* Objective *
Below are some records. Copy every line in them that holds "date".

* Extracted records *
------
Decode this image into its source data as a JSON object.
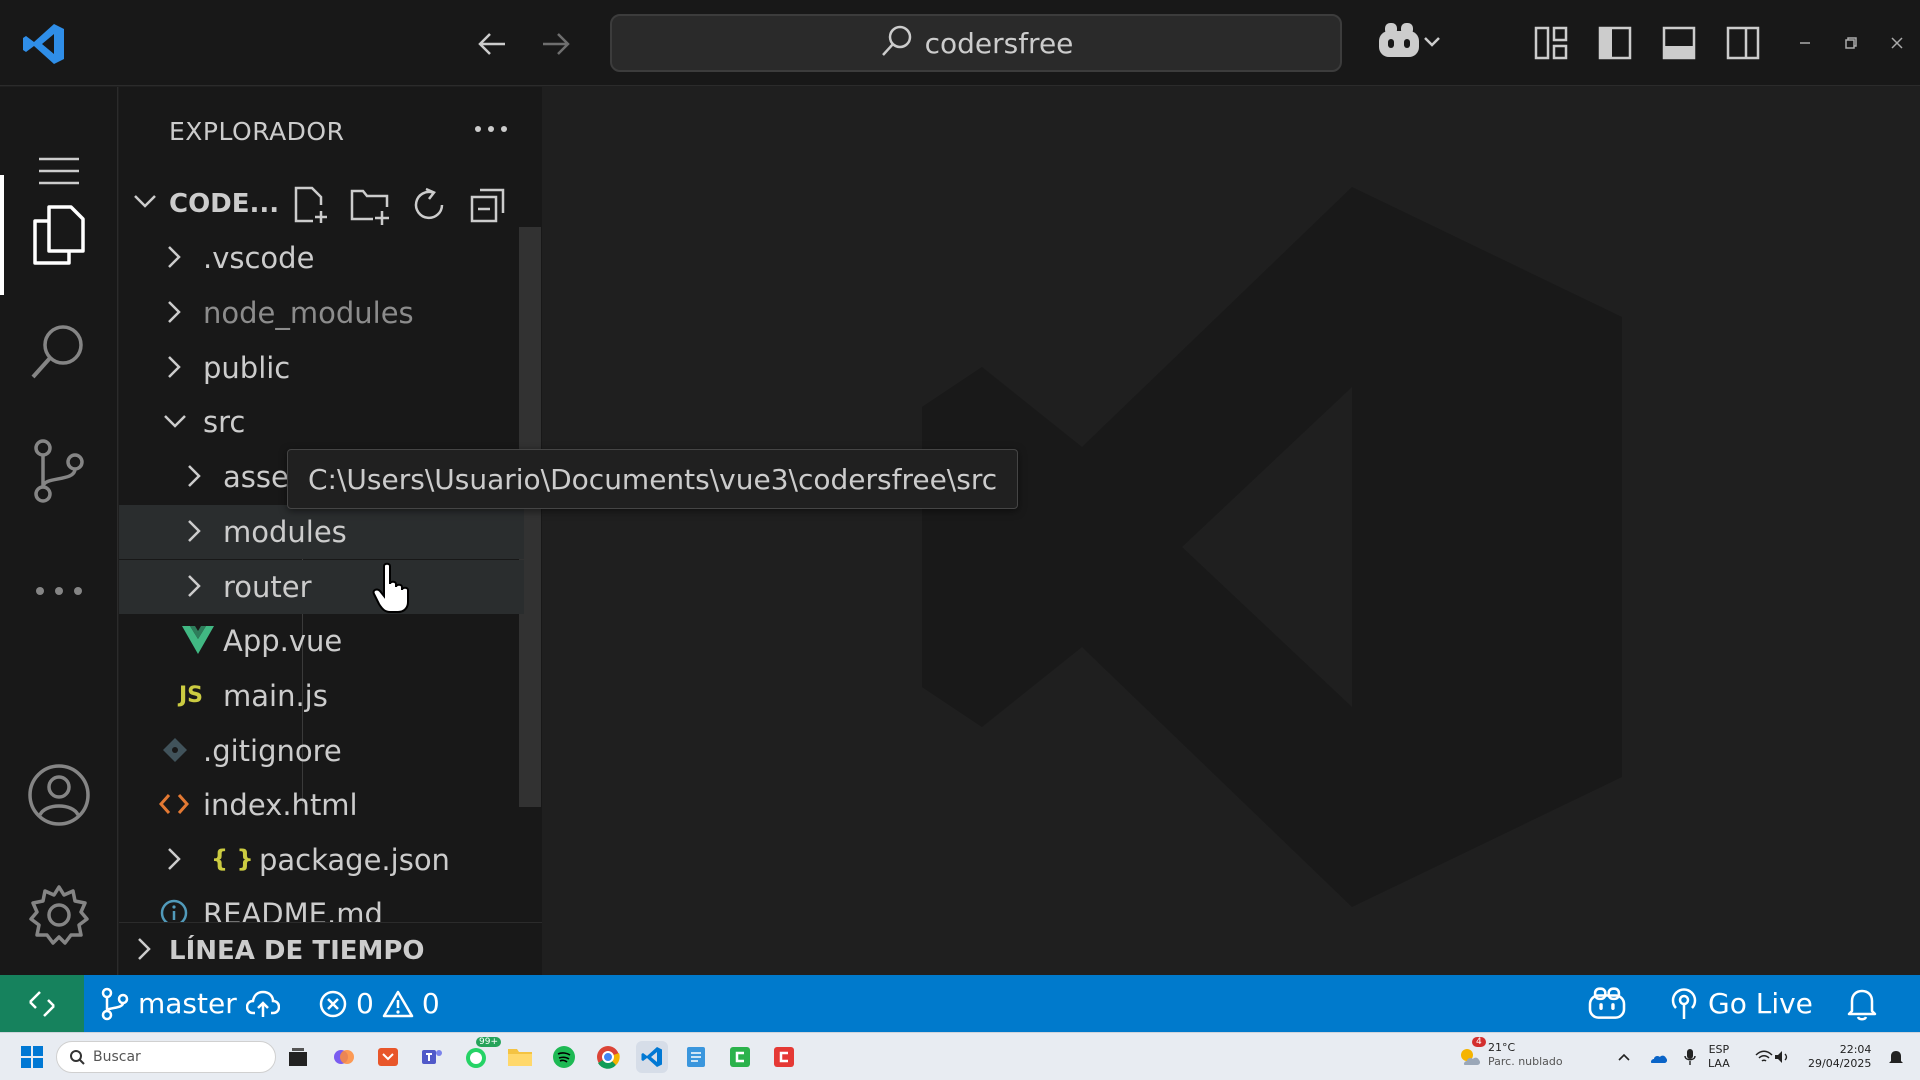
{
  "titlebar": {
    "search_text": "codersfree"
  },
  "sidebar": {
    "title": "EXPLORADOR",
    "folder_name": "CODE...",
    "tree": [
      {
        "label": ".vscode",
        "type": "folder"
      },
      {
        "label": "node_modules",
        "type": "folder"
      },
      {
        "label": "public",
        "type": "folder"
      },
      {
        "label": "src",
        "type": "folder-open"
      },
      {
        "label": "asse",
        "type": "folder"
      },
      {
        "label": "modules",
        "type": "folder"
      },
      {
        "label": "router",
        "type": "folder"
      },
      {
        "label": "App.vue",
        "type": "vue-file"
      },
      {
        "label": "main.js",
        "type": "js-file"
      },
      {
        "label": ".gitignore",
        "type": "git-file"
      },
      {
        "label": "index.html",
        "type": "html-file"
      },
      {
        "label": "package.json",
        "type": "json-file"
      },
      {
        "label": "README.md",
        "type": "info-file"
      }
    ],
    "js_badge": "JS",
    "json_badge": "{ }",
    "timeline_label": "LÍNEA DE TIEMPO"
  },
  "tooltip": {
    "text": "C:\\Users\\Usuario\\Documents\\vue3\\codersfree\\src"
  },
  "statusbar": {
    "branch": "master",
    "errors": "0",
    "warnings": "0",
    "go_live": "Go Live"
  },
  "taskbar": {
    "search_placeholder": "Buscar",
    "whatsapp_badge": "99+",
    "weather_badge": "4",
    "weather_temp": "21°C",
    "weather_desc": "Parc. nublado",
    "lang_1": "ESP",
    "lang_2": "LAA",
    "time": "22:04",
    "date": "29/04/2025"
  },
  "colors": {
    "accent": "#007acc",
    "remote": "#16825d",
    "vue_green": "#41b883",
    "js_yellow": "#cbcb41",
    "html_orange": "#e37933"
  }
}
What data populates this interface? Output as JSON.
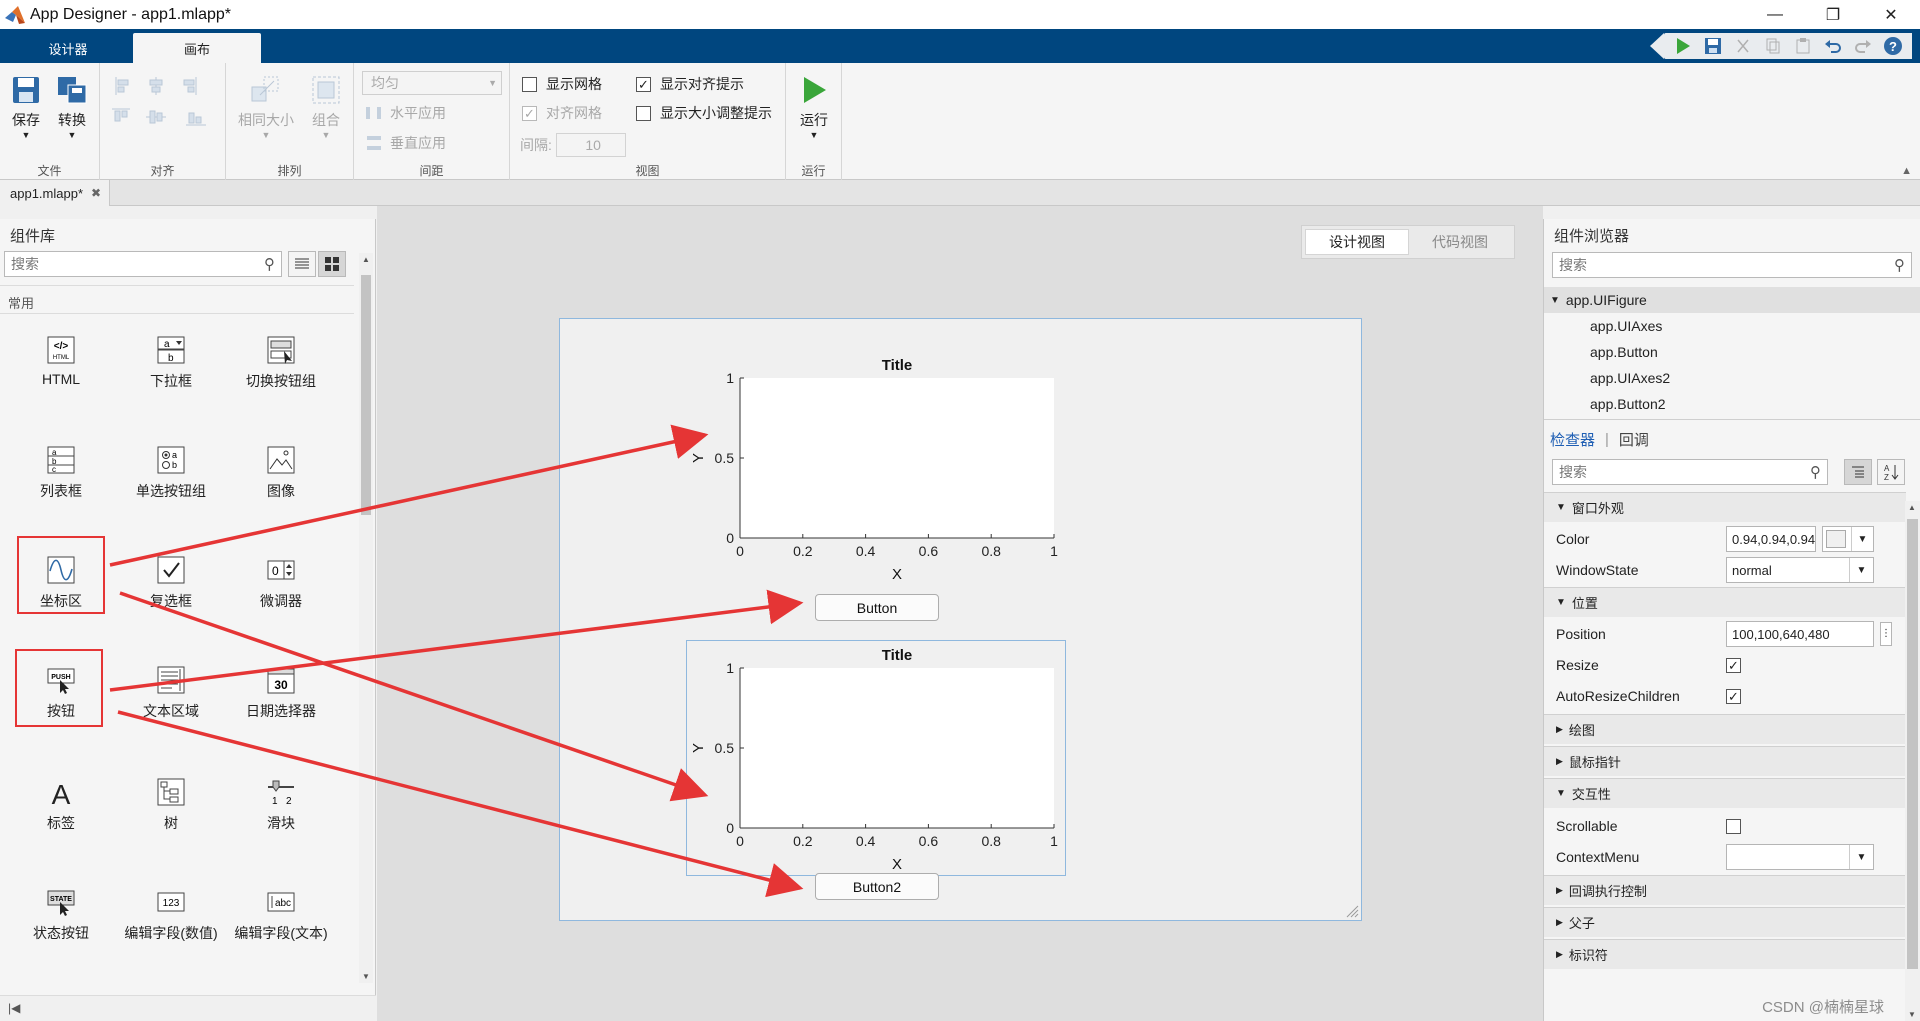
{
  "window": {
    "title": "App Designer - app1.mlapp*"
  },
  "tabs": [
    {
      "label": "设计器"
    },
    {
      "label": "画布"
    }
  ],
  "toolstrip": {
    "file": {
      "save": "保存",
      "convert": "转换",
      "group": "文件"
    },
    "align": {
      "group": "对齐"
    },
    "arrange": {
      "same_size": "相同大小",
      "group_btn": "组合",
      "group": "排列"
    },
    "spacing": {
      "dropdown_value": "均匀",
      "horizontal": "水平应用",
      "vertical": "垂直应用",
      "group": "间距"
    },
    "view": {
      "show_grid": "显示网格",
      "snap_grid": "对齐网格",
      "interval_label": "间隔:",
      "interval_value": "10",
      "show_align_hints": "显示对齐提示",
      "show_resize_hints": "显示大小调整提示",
      "group": "视图"
    },
    "run": {
      "label": "运行",
      "group": "运行"
    }
  },
  "doc_tab": {
    "label": "app1.mlapp*"
  },
  "component_library": {
    "title": "组件库",
    "search_placeholder": "搜索",
    "section": "常用",
    "items": [
      {
        "label": "HTML",
        "icon": "html-icon"
      },
      {
        "label": "下拉框",
        "icon": "dropdown-icon"
      },
      {
        "label": "切换按钮组",
        "icon": "toggle-group-icon"
      },
      {
        "label": "列表框",
        "icon": "listbox-icon"
      },
      {
        "label": "单选按钮组",
        "icon": "radio-group-icon"
      },
      {
        "label": "图像",
        "icon": "image-icon"
      },
      {
        "label": "坐标区",
        "icon": "axes-icon"
      },
      {
        "label": "复选框",
        "icon": "checkbox-icon"
      },
      {
        "label": "微调器",
        "icon": "spinner-icon"
      },
      {
        "label": "按钮",
        "icon": "push-button-icon"
      },
      {
        "label": "文本区域",
        "icon": "text-area-icon"
      },
      {
        "label": "日期选择器",
        "icon": "date-picker-icon"
      },
      {
        "label": "标签",
        "icon": "label-icon"
      },
      {
        "label": "树",
        "icon": "tree-icon"
      },
      {
        "label": "滑块",
        "icon": "slider-icon"
      },
      {
        "label": "状态按钮",
        "icon": "state-button-icon"
      },
      {
        "label": "编辑字段(数值)",
        "icon": "numeric-field-icon"
      },
      {
        "label": "编辑字段(文本)",
        "icon": "text-field-icon"
      }
    ],
    "icon_text": {
      "html": "</>",
      "html_sub": "HTML",
      "push": "PUSH",
      "state": "STATE",
      "date": "30",
      "num": "123",
      "abc": "abc",
      "label_a": "A",
      "dd_a": "a",
      "dd_b": "b",
      "sl_1": "1",
      "sl_2": "2",
      "spin_0": "0"
    }
  },
  "canvas": {
    "view_tabs": [
      "设计视图",
      "代码视图"
    ],
    "axes": [
      {
        "title": "Title",
        "xlabel": "X",
        "ylabel": "Y",
        "xticks": [
          "0",
          "0.2",
          "0.4",
          "0.6",
          "0.8",
          "1"
        ],
        "yticks": [
          "0",
          "0.5",
          "1"
        ]
      },
      {
        "title": "Title",
        "xlabel": "X",
        "ylabel": "Y",
        "xticks": [
          "0",
          "0.2",
          "0.4",
          "0.6",
          "0.8",
          "1"
        ],
        "yticks": [
          "0",
          "0.5",
          "1"
        ]
      }
    ],
    "buttons": [
      "Button",
      "Button2"
    ]
  },
  "component_browser": {
    "title": "组件浏览器",
    "search_placeholder": "搜索",
    "tree": [
      "app.UIFigure",
      "app.UIAxes",
      "app.Button",
      "app.UIAxes2",
      "app.Button2"
    ]
  },
  "inspector": {
    "tabs": [
      "检查器",
      "回调"
    ],
    "search_placeholder": "搜索",
    "sections": {
      "appearance": "窗口外观",
      "position": "位置",
      "plotting": "绘图",
      "pointer": "鼠标指针",
      "interactivity": "交互性",
      "callback_exec": "回调执行控制",
      "parent_child": "父子",
      "identifiers": "标识符"
    },
    "props": {
      "color_name": "Color",
      "color_value": "0.94,0.94,0.94",
      "windowstate_name": "WindowState",
      "windowstate_value": "normal",
      "position_name": "Position",
      "position_value": "100,100,640,480",
      "resize_name": "Resize",
      "autoresize_name": "AutoResizeChildren",
      "scrollable_name": "Scrollable",
      "contextmenu_name": "ContextMenu",
      "contextmenu_value": ""
    }
  },
  "watermark": "CSDN @楠楠星球",
  "colors": {
    "accent": "#00467f",
    "annotation": "#e53535",
    "selection": "#8fb8de",
    "run_green": "#3aa63a"
  }
}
------
* Answer below *
    "date": "29/04/2025"
        "icon": "date-picker-icon"
      "date": "30",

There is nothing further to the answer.